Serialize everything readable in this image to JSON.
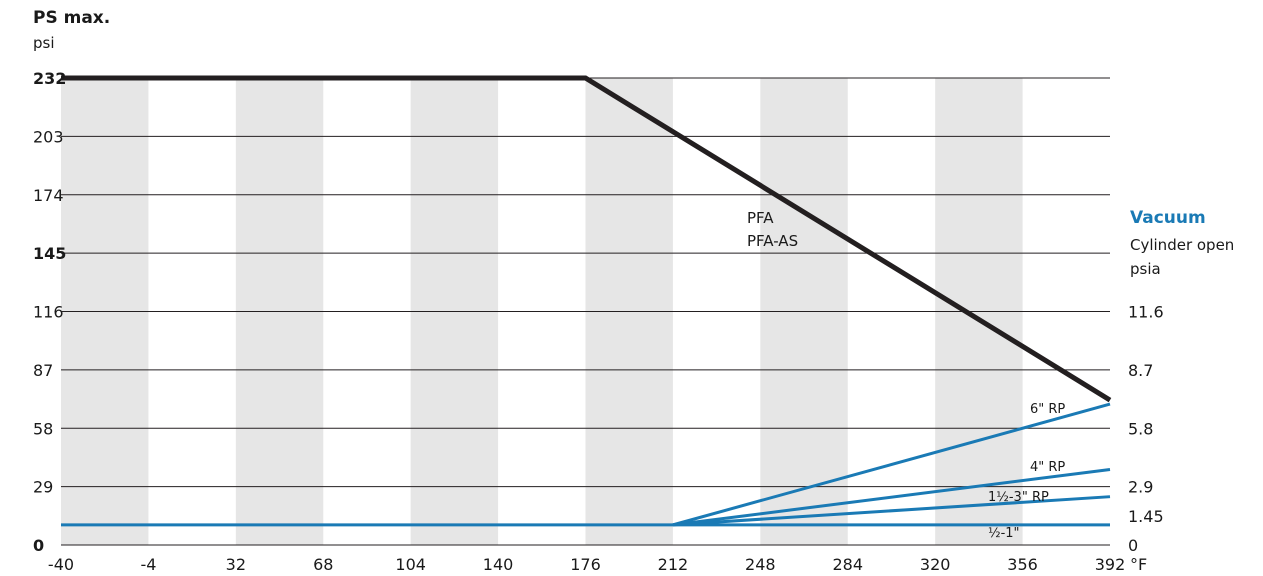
{
  "chart_data": {
    "type": "line",
    "left_axis": {
      "title": "PS max.",
      "unit": "psi",
      "ticks": [
        0,
        29,
        58,
        87,
        116,
        145,
        174,
        203,
        232
      ],
      "tick_labels": [
        "0",
        "29",
        "58",
        "87",
        "116",
        "145",
        "174",
        "203",
        "232"
      ],
      "bold_ticks": [
        "0",
        "145",
        "232"
      ],
      "ylim": [
        0,
        232
      ]
    },
    "right_axis": {
      "title": "Vacuum",
      "subtitle": "Cylinder open",
      "unit": "psia",
      "tick_labels": [
        {
          "label": "11.6",
          "left_value": 116
        },
        {
          "label": "8.7",
          "left_value": 87
        },
        {
          "label": "5.8",
          "left_value": 58
        },
        {
          "label": "2.9",
          "left_value": 29
        },
        {
          "label": "1.45",
          "left_value": 14.5
        },
        {
          "label": "0",
          "left_value": 0
        }
      ]
    },
    "x_axis": {
      "ticks": [
        -40,
        -4,
        32,
        68,
        104,
        140,
        176,
        212,
        248,
        284,
        320,
        356,
        392
      ],
      "tick_labels": [
        "-40",
        "-4",
        "32",
        "68",
        "104",
        "140",
        "176",
        "212",
        "248",
        "284",
        "320",
        "356",
        "392"
      ],
      "unit": "°F",
      "xlim": [
        -40,
        392
      ]
    },
    "grid": true,
    "shaded_bands": [
      [
        -40,
        -4
      ],
      [
        32,
        68
      ],
      [
        104,
        140
      ],
      [
        176,
        212
      ],
      [
        248,
        284
      ],
      [
        320,
        356
      ]
    ],
    "series": [
      {
        "name": "PFA",
        "name2": "PFA-AS",
        "color": "#231f20",
        "axis": "left",
        "x": [
          -40,
          176,
          392
        ],
        "y": [
          232,
          232,
          72
        ]
      },
      {
        "name": "6\" RP",
        "color": "#1a7ab5",
        "axis": "right",
        "x": [
          212,
          392
        ],
        "y": [
          1,
          7
        ]
      },
      {
        "name": "4\" RP",
        "color": "#1a7ab5",
        "axis": "right",
        "x": [
          212,
          392
        ],
        "y": [
          1,
          3.75
        ]
      },
      {
        "name": "1½-3\" RP",
        "color": "#1a7ab5",
        "axis": "right",
        "x": [
          212,
          392
        ],
        "y": [
          1,
          2.4
        ]
      },
      {
        "name": "½-1\"",
        "color": "#1a7ab5",
        "axis": "right",
        "x": [
          -40,
          392
        ],
        "y": [
          1,
          1
        ]
      }
    ],
    "colors": {
      "accent": "#1a7ab5",
      "band": "#e6e6e6",
      "grid": "#231f20"
    }
  }
}
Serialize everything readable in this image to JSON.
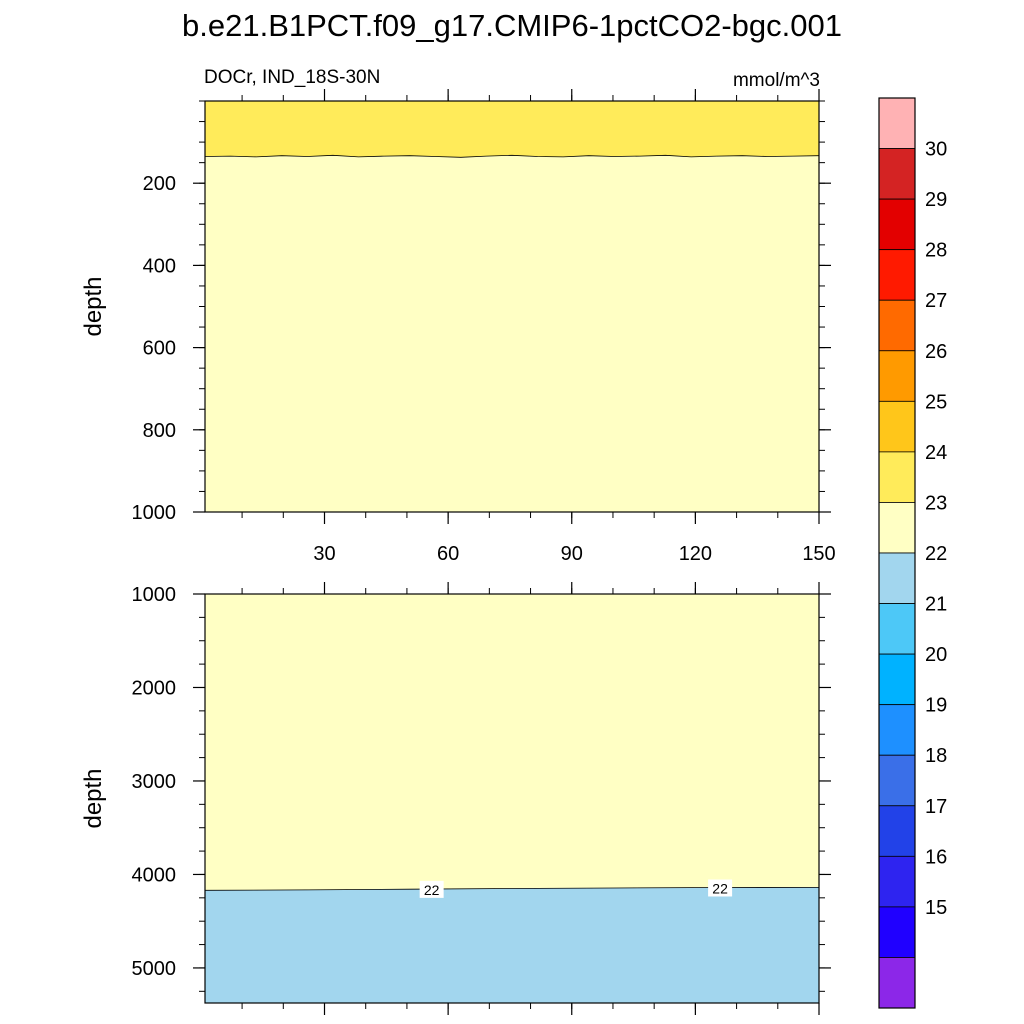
{
  "title": "b.e21.B1PCT.f09_g17.CMIP6-1pctCO2-bgc.001",
  "subtitle_left": "DOCr, IND_18S-30N",
  "units": "mmol/m^3",
  "colorbar": {
    "labels": [
      "30",
      "29",
      "28",
      "27",
      "26",
      "25",
      "24",
      "23",
      "22",
      "21",
      "20",
      "19",
      "18",
      "17",
      "16",
      "15"
    ],
    "colors": [
      "#FFB2B4",
      "#D42323",
      "#E30000",
      "#FF1A00",
      "#FF6A00",
      "#FF9A00",
      "#FFC61A",
      "#FFEB5A",
      "#FFFFC4",
      "#A2D6EE",
      "#4DC8F7",
      "#00B2FF",
      "#1E90FF",
      "#3A6FE8",
      "#2242E8",
      "#2E24F0",
      "#2000FF",
      "#8C27E8"
    ]
  },
  "chart_data": [
    {
      "type": "heatmap",
      "panel": "top",
      "xlabel": "",
      "ylabel": "depth",
      "x_ticks": [
        "30",
        "60",
        "90",
        "120",
        "150"
      ],
      "y_ticks": [
        "200",
        "400",
        "600",
        "800",
        "1000"
      ],
      "xlim": [
        1,
        150
      ],
      "ylim": [
        0,
        1000
      ],
      "y_reversed": true,
      "regions": [
        {
          "value_range": [
            23,
            24
          ],
          "depth_from": 0,
          "depth_to": 135,
          "color": "#FFEB5A"
        },
        {
          "value_range": [
            22,
            23
          ],
          "depth_from": 135,
          "depth_to": 1000,
          "color": "#FFFFC4"
        }
      ],
      "contour_depth": [
        135,
        134,
        136,
        133,
        135,
        132,
        136,
        134,
        133,
        135,
        137,
        134,
        132,
        135,
        136,
        133,
        135,
        134,
        132,
        136,
        134,
        133,
        135,
        134,
        133
      ]
    },
    {
      "type": "heatmap",
      "panel": "bottom",
      "xlabel": "",
      "ylabel": "depth",
      "x_ticks": [
        "30",
        "60",
        "90",
        "120",
        "150"
      ],
      "y_ticks": [
        "1000",
        "2000",
        "3000",
        "4000",
        "5000"
      ],
      "xlim": [
        1,
        150
      ],
      "ylim": [
        1000,
        5375
      ],
      "y_reversed": true,
      "regions": [
        {
          "value_range": [
            22,
            23
          ],
          "depth_from": 1000,
          "depth_to": 4170,
          "color": "#FFFFC4"
        },
        {
          "value_range": [
            21,
            22
          ],
          "depth_from": 4170,
          "depth_to": 5375,
          "color": "#A2D6EE"
        }
      ],
      "contour_depth": [
        4170,
        4165,
        4158,
        4150,
        4145,
        4140,
        4138
      ],
      "contour_labels": [
        {
          "text": "22",
          "x": 56,
          "depth": 4165
        },
        {
          "text": "22",
          "x": 126,
          "depth": 4150
        }
      ]
    }
  ]
}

[Problem statement] Transcribe all the data word for word; the images stay out.

[Solution to this task]
Serialize everything readable in this image to JSON.
{
  "chart_data": {
    "type": "line",
    "left_axis": {
      "title": "PS max.",
      "unit": "psi",
      "ticks": [
        0,
        29,
        58,
        87,
        116,
        145,
        174,
        203,
        232
      ],
      "tick_labels": [
        "0",
        "29",
        "58",
        "87",
        "116",
        "145",
        "174",
        "203",
        "232"
      ],
      "bold_ticks": [
        "0",
        "145",
        "232"
      ],
      "ylim": [
        0,
        232
      ]
    },
    "right_axis": {
      "title": "Vacuum",
      "subtitle": "Cylinder open",
      "unit": "psia",
      "tick_labels": [
        {
          "label": "11.6",
          "left_value": 116
        },
        {
          "label": "8.7",
          "left_value": 87
        },
        {
          "label": "5.8",
          "left_value": 58
        },
        {
          "label": "2.9",
          "left_value": 29
        },
        {
          "label": "1.45",
          "left_value": 14.5
        },
        {
          "label": "0",
          "left_value": 0
        }
      ]
    },
    "x_axis": {
      "ticks": [
        -40,
        -4,
        32,
        68,
        104,
        140,
        176,
        212,
        248,
        284,
        320,
        356,
        392
      ],
      "tick_labels": [
        "-40",
        "-4",
        "32",
        "68",
        "104",
        "140",
        "176",
        "212",
        "248",
        "284",
        "320",
        "356",
        "392"
      ],
      "unit": "°F",
      "xlim": [
        -40,
        392
      ]
    },
    "grid": true,
    "shaded_bands": [
      [
        -40,
        -4
      ],
      [
        32,
        68
      ],
      [
        104,
        140
      ],
      [
        176,
        212
      ],
      [
        248,
        284
      ],
      [
        320,
        356
      ]
    ],
    "series": [
      {
        "name": "PFA",
        "name2": "PFA-AS",
        "color": "#231f20",
        "axis": "left",
        "x": [
          -40,
          176,
          392
        ],
        "y": [
          232,
          232,
          72
        ]
      },
      {
        "name": "6\" RP",
        "color": "#1a7ab5",
        "axis": "right",
        "x": [
          212,
          392
        ],
        "y": [
          1,
          7
        ]
      },
      {
        "name": "4\" RP",
        "color": "#1a7ab5",
        "axis": "right",
        "x": [
          212,
          392
        ],
        "y": [
          1,
          3.75
        ]
      },
      {
        "name": "1½-3\" RP",
        "color": "#1a7ab5",
        "axis": "right",
        "x": [
          212,
          392
        ],
        "y": [
          1,
          2.4
        ]
      },
      {
        "name": "½-1\"",
        "color": "#1a7ab5",
        "axis": "right",
        "x": [
          -40,
          392
        ],
        "y": [
          1,
          1
        ]
      }
    ],
    "colors": {
      "accent": "#1a7ab5",
      "band": "#e6e6e6",
      "grid": "#231f20"
    }
  }
}
Serialize everything readable in this image to JSON.
{
  "title": "b.e21.B1PCT.f09_g17.CMIP6-1pctCO2-bgc.001",
  "subtitle_left": "DOCr, IND_18S-30N",
  "units": "mmol/m^3",
  "colorbar": {
    "labels": [
      "30",
      "29",
      "28",
      "27",
      "26",
      "25",
      "24",
      "23",
      "22",
      "21",
      "20",
      "19",
      "18",
      "17",
      "16",
      "15"
    ],
    "colors": [
      "#FFB2B4",
      "#D42323",
      "#E30000",
      "#FF1A00",
      "#FF6A00",
      "#FF9A00",
      "#FFC61A",
      "#FFEB5A",
      "#FFFFC4",
      "#A2D6EE",
      "#4DC8F7",
      "#00B2FF",
      "#1E90FF",
      "#3A6FE8",
      "#2242E8",
      "#2E24F0",
      "#2000FF",
      "#8C27E8"
    ]
  },
  "chart_data": [
    {
      "type": "heatmap",
      "panel": "top",
      "xlabel": "",
      "ylabel": "depth",
      "x_ticks": [
        "30",
        "60",
        "90",
        "120",
        "150"
      ],
      "y_ticks": [
        "200",
        "400",
        "600",
        "800",
        "1000"
      ],
      "xlim": [
        1,
        150
      ],
      "ylim": [
        0,
        1000
      ],
      "y_reversed": true,
      "regions": [
        {
          "value_range": [
            23,
            24
          ],
          "depth_from": 0,
          "depth_to": 135,
          "color": "#FFEB5A"
        },
        {
          "value_range": [
            22,
            23
          ],
          "depth_from": 135,
          "depth_to": 1000,
          "color": "#FFFFC4"
        }
      ],
      "contour_depth": [
        135,
        134,
        136,
        133,
        135,
        132,
        136,
        134,
        133,
        135,
        137,
        134,
        132,
        135,
        136,
        133,
        135,
        134,
        132,
        136,
        134,
        133,
        135,
        134,
        133
      ]
    },
    {
      "type": "heatmap",
      "panel": "bottom",
      "xlabel": "",
      "ylabel": "depth",
      "x_ticks": [
        "30",
        "60",
        "90",
        "120",
        "150"
      ],
      "y_ticks": [
        "1000",
        "2000",
        "3000",
        "4000",
        "5000"
      ],
      "xlim": [
        1,
        150
      ],
      "ylim": [
        1000,
        5375
      ],
      "y_reversed": true,
      "regions": [
        {
          "value_range": [
            22,
            23
          ],
          "depth_from": 1000,
          "depth_to": 4170,
          "color": "#FFFFC4"
        },
        {
          "value_range": [
            21,
            22
          ],
          "depth_from": 4170,
          "depth_to": 5375,
          "color": "#A2D6EE"
        }
      ],
      "contour_depth": [
        4170,
        4165,
        4158,
        4150,
        4145,
        4140,
        4138
      ],
      "contour_labels": [
        {
          "text": "22",
          "x": 56,
          "depth": 4165
        },
        {
          "text": "22",
          "x": 126,
          "depth": 4150
        }
      ]
    }
  ]
}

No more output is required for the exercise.